• DESCRIPTION OF THE TASK: Lines that hold the word "Dyfraktogramy" should be located and copied.

• THE RECORDS:
● ● ● ● ● ● ●

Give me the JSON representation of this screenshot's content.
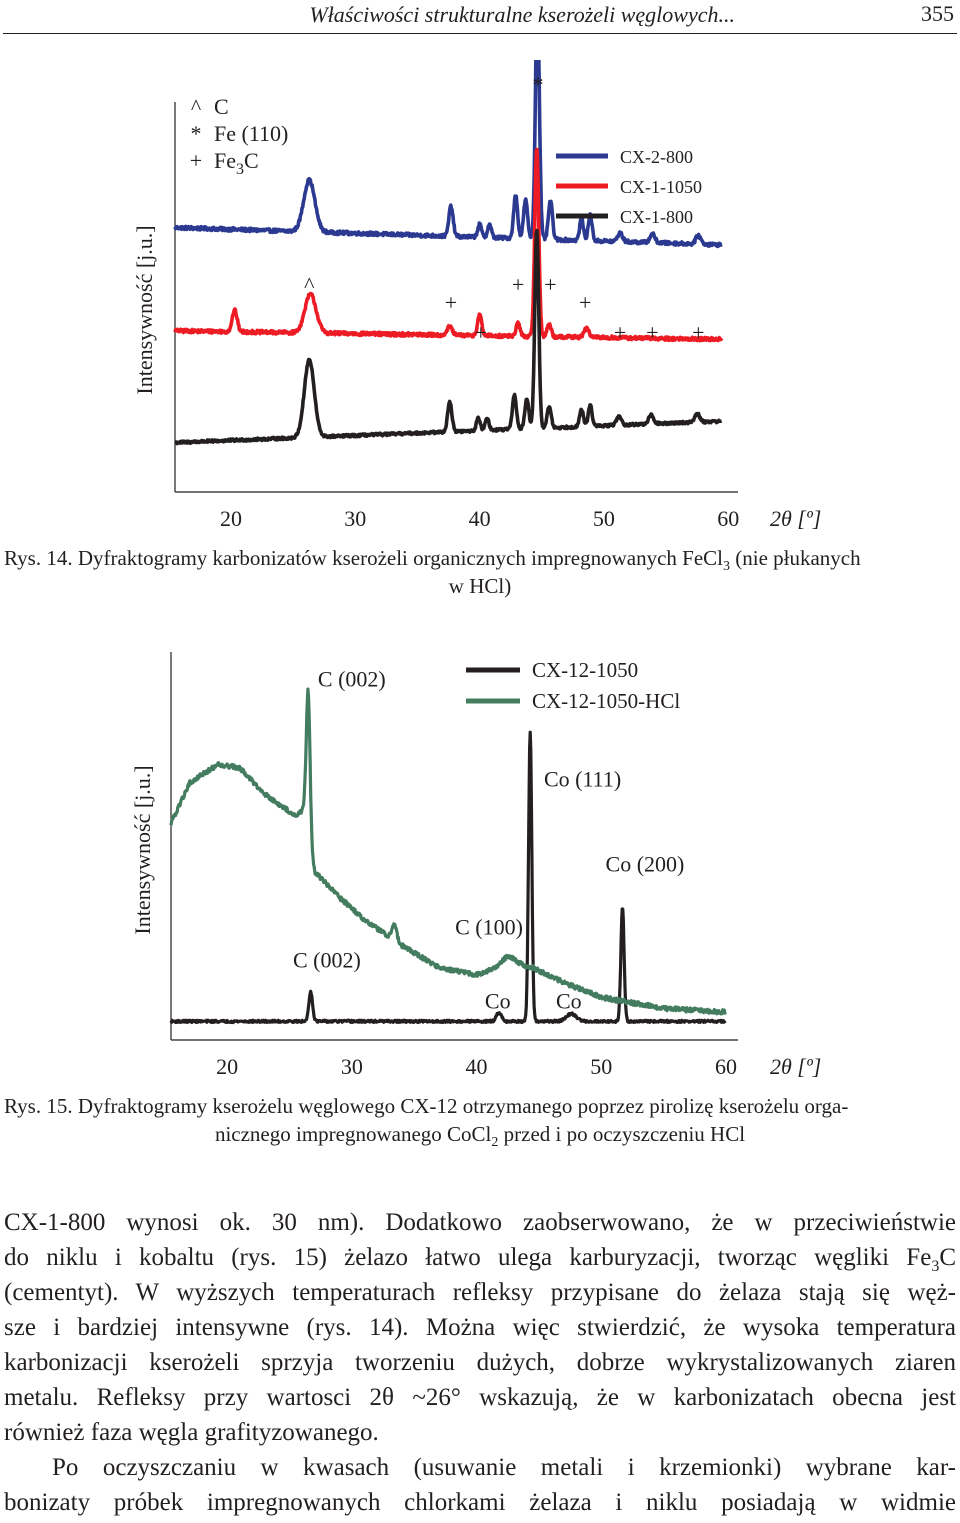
{
  "header": {
    "title": "Właściwości strukturalne kserożeli węglowych...",
    "page_number": "355"
  },
  "figure1": {
    "caption_line1": "Rys. 14. Dyfraktogramy karbonizatów kserożeli organicznych impregnowanych FeCl",
    "caption_sub": "3",
    "caption_line1_end": " (nie płukanych",
    "caption_line2": "w HCl)"
  },
  "figure2": {
    "caption_line1": "Rys. 15. Dyfraktogramy kserożelu węglowego CX-12 otrzymanego poprzez pirolizę kserożelu orga-",
    "caption_line2_a": "nicznego impregnowanego CoCl",
    "caption_sub": "2",
    "caption_line2_b": " przed i po oczyszczeniu HCl"
  },
  "colors": {
    "blue": "#2b3990",
    "red": "#ed1c24",
    "black": "#231f20",
    "green": "#437c5f"
  },
  "chart_data": [
    {
      "type": "line",
      "xlabel": "2θ [º]",
      "ylabel": "Intensywność [j.u.]",
      "xlim": [
        15.5,
        59.5
      ],
      "xticks": [
        20,
        30,
        40,
        50,
        60
      ],
      "symbol_legend": [
        {
          "symbol": "^",
          "label": "C"
        },
        {
          "symbol": "*",
          "label": "Fe (110)"
        },
        {
          "symbol": "+",
          "label": "Fe",
          "sub": "3",
          "label_end": "C"
        }
      ],
      "peak_markers": [
        {
          "symbol": "^",
          "x": 26.3,
          "level": "low"
        },
        {
          "symbol": "+",
          "x": 37.7,
          "level": "mid"
        },
        {
          "symbol": "+",
          "x": 40.1,
          "level": "low"
        },
        {
          "symbol": "+",
          "x": 43.1,
          "level": "high"
        },
        {
          "symbol": "*",
          "x": 44.7,
          "level": "top"
        },
        {
          "symbol": "+",
          "x": 45.7,
          "level": "high"
        },
        {
          "symbol": "+",
          "x": 48.5,
          "level": "mid"
        },
        {
          "symbol": "+",
          "x": 51.3,
          "level": "low"
        },
        {
          "symbol": "+",
          "x": 53.9,
          "level": "low"
        },
        {
          "symbol": "+",
          "x": 57.6,
          "level": "low"
        }
      ],
      "series": [
        {
          "name": "CX-2-800",
          "color": "#2b3990",
          "offset": 0.68,
          "noise": 0.008,
          "baseline_slope": -0.04,
          "peaks": [
            [
              26.3,
              0.12,
              0.45
            ],
            [
              37.7,
              0.07,
              0.17
            ],
            [
              40.0,
              0.03,
              0.15
            ],
            [
              40.8,
              0.03,
              0.15
            ],
            [
              42.9,
              0.1,
              0.16
            ],
            [
              43.7,
              0.09,
              0.16
            ],
            [
              44.65,
              0.55,
              0.16
            ],
            [
              45.7,
              0.09,
              0.16
            ],
            [
              48.2,
              0.05,
              0.15
            ],
            [
              48.9,
              0.06,
              0.15
            ],
            [
              51.3,
              0.02,
              0.2
            ],
            [
              53.9,
              0.02,
              0.2
            ],
            [
              57.6,
              0.02,
              0.2
            ]
          ]
        },
        {
          "name": "CX-1-1050",
          "color": "#ed1c24",
          "offset": 0.44,
          "noise": 0.008,
          "baseline_slope": -0.02,
          "peaks": [
            [
              20.3,
              0.05,
              0.2
            ],
            [
              26.4,
              0.09,
              0.45
            ],
            [
              37.6,
              0.02,
              0.2
            ],
            [
              40.0,
              0.05,
              0.16
            ],
            [
              43.1,
              0.03,
              0.16
            ],
            [
              44.6,
              0.44,
              0.16
            ],
            [
              45.6,
              0.03,
              0.16
            ],
            [
              48.6,
              0.02,
              0.2
            ]
          ]
        },
        {
          "name": "CX-1-800",
          "color": "#231f20",
          "offset": 0.18,
          "noise": 0.006,
          "baseline_slope": 0.05,
          "peaks": [
            [
              26.3,
              0.18,
              0.4
            ],
            [
              37.6,
              0.07,
              0.17
            ],
            [
              39.9,
              0.03,
              0.15
            ],
            [
              40.6,
              0.03,
              0.15
            ],
            [
              42.8,
              0.08,
              0.16
            ],
            [
              43.8,
              0.07,
              0.16
            ],
            [
              44.6,
              0.46,
              0.16
            ],
            [
              45.6,
              0.05,
              0.16
            ],
            [
              48.2,
              0.04,
              0.15
            ],
            [
              48.9,
              0.05,
              0.15
            ],
            [
              51.2,
              0.02,
              0.2
            ],
            [
              53.8,
              0.02,
              0.2
            ],
            [
              57.5,
              0.02,
              0.2
            ]
          ]
        }
      ]
    },
    {
      "type": "line",
      "xlabel": "2θ [º]",
      "ylabel": "Intensywność [j.u.]",
      "xlim": [
        15.5,
        60
      ],
      "xticks": [
        20,
        30,
        40,
        50,
        60
      ],
      "annotations": [
        {
          "text": "C (002)",
          "x": 30.0,
          "y": 0.95
        },
        {
          "text": "Co (111)",
          "x": 48.5,
          "y": 0.68
        },
        {
          "text": "Co (200)",
          "x": 53.5,
          "y": 0.45
        },
        {
          "text": "C (100)",
          "x": 41.0,
          "y": 0.28
        },
        {
          "text": "C (002)",
          "x": 28.0,
          "y": 0.19
        },
        {
          "text": "Co",
          "x": 41.7,
          "y": 0.08
        },
        {
          "text": "Co",
          "x": 47.4,
          "y": 0.08
        }
      ],
      "series": [
        {
          "name": "CX-12-1050",
          "color": "#231f20",
          "noise": 0.006,
          "baseline": [
            0.045,
            0.0
          ],
          "peaks": [
            [
              26.7,
              0.08,
              0.15
            ],
            [
              41.8,
              0.025,
              0.2
            ],
            [
              44.3,
              0.78,
              0.13
            ],
            [
              47.6,
              0.02,
              0.4
            ],
            [
              51.7,
              0.31,
              0.13
            ]
          ]
        },
        {
          "name": "CX-12-1050-HCl",
          "color": "#437c5f",
          "noise": 0.012,
          "envelope": [
            [
              15.5,
              0.58
            ],
            [
              17.0,
              0.69
            ],
            [
              19.3,
              0.74
            ],
            [
              21.0,
              0.73
            ],
            [
              23.0,
              0.66
            ],
            [
              25.5,
              0.6
            ],
            [
              26.2,
              0.62
            ],
            [
              27.0,
              0.45
            ],
            [
              29.0,
              0.38
            ],
            [
              31.0,
              0.32
            ],
            [
              34.0,
              0.25
            ],
            [
              37.0,
              0.19
            ],
            [
              40.0,
              0.17
            ],
            [
              42.5,
              0.2
            ],
            [
              44.5,
              0.19
            ],
            [
              47.0,
              0.15
            ],
            [
              50.0,
              0.11
            ],
            [
              55.0,
              0.08
            ],
            [
              60.0,
              0.07
            ]
          ],
          "peaks": [
            [
              26.5,
              0.38,
              0.15
            ],
            [
              33.4,
              0.04,
              0.2
            ],
            [
              42.6,
              0.02,
              0.6
            ]
          ]
        }
      ]
    }
  ],
  "body": {
    "line1": "CX-1-800 wynosi ok. 30 nm). Dodatkowo zaobserwowano, że w przeciwieństwie",
    "line2_a": "do niklu i kobaltu (rys. 15) żelazo łatwo ulega karburyzacji, tworząc węgliki Fe",
    "line2_sub": "3",
    "line2_b": "C",
    "line3": "(cementyt). W wyższych temperaturach refleksy przypisane do żelaza stają się węż-",
    "line4": "sze i bardziej intensywne (rys. 14). Można więc stwierdzić, że wysoka temperatura",
    "line5": "karbonizacji kserożeli sprzyja tworzeniu dużych, dobrze wykrystalizowanych ziaren",
    "line6": "metalu. Refleksy przy wartosci 2θ ~26° wskazują, że w karbonizatach obecna jest",
    "line7": "również faza węgla grafityzowanego.",
    "line8": "Po oczyszczaniu w kwasach (usuwanie metali i krzemionki) wybrane kar-",
    "line9": "bonizaty próbek impregnowanych chlorkami żelaza i niklu posiadają w widmie"
  }
}
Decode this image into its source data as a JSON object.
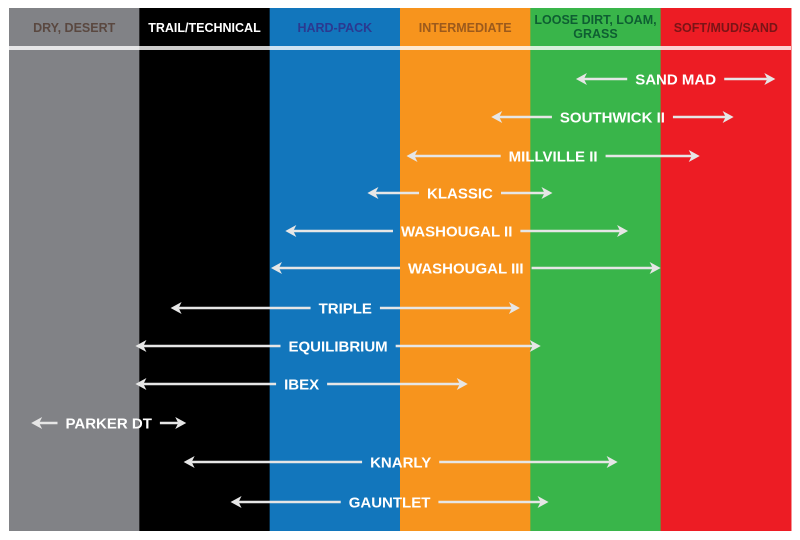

● ● ● ● ● ● ●

• WRITTEN SOLUTION:
    "caption_line1": "Rys. 14. Dyfraktogramy karbonizatów kserożeli organicznych impregnowanych FeCl",
    "caption_line1": "Rys. 15. Dyfraktogramy kserożelu węglowego CX-12 otrzymanego poprzez pirolizę kserożelu orga-",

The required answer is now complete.